(Stored entries)
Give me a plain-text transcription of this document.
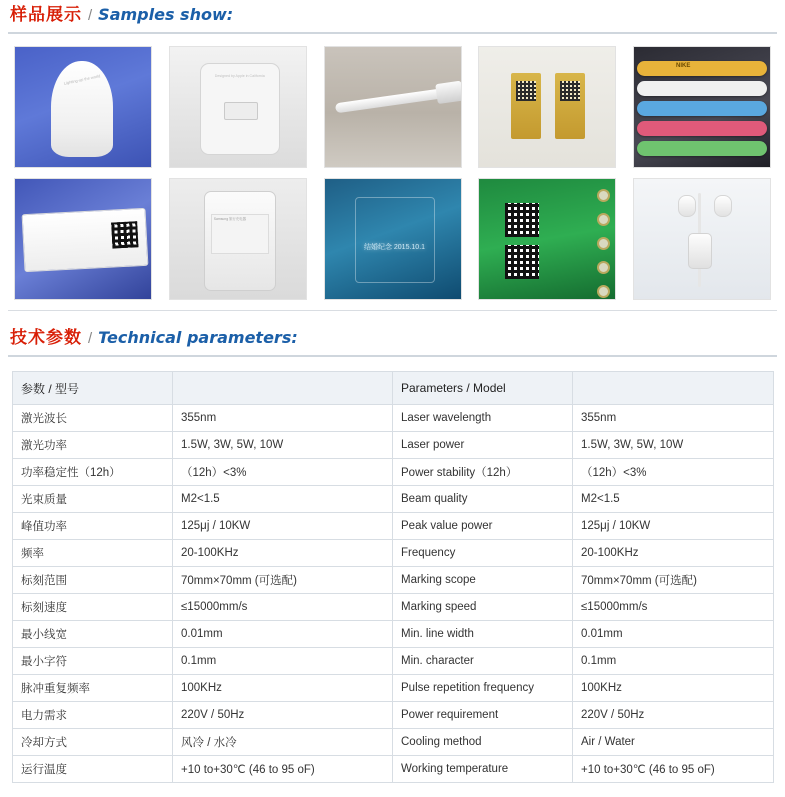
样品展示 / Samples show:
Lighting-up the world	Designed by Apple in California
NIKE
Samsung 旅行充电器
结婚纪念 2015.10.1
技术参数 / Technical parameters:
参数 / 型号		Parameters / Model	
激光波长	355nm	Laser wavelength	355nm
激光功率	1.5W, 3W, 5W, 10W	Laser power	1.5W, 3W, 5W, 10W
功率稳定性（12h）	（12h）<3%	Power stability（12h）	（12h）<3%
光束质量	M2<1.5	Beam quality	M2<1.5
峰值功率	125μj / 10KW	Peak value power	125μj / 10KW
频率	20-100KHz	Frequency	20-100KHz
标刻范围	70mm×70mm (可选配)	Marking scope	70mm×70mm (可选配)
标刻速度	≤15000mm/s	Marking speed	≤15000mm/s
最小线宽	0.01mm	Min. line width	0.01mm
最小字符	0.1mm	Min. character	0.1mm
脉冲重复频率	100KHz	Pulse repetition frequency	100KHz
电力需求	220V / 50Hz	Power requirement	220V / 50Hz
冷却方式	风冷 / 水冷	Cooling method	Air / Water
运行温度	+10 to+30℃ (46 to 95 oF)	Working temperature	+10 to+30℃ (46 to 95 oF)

What you are asked to do. Return all the lines that contain the string "Marking".

Response to this task.
标刻范围	70mm×70mm (可选配)	Marking scope	70mm×70mm (可选配)
标刻速度	≤15000mm/s	Marking speed	≤15000mm/s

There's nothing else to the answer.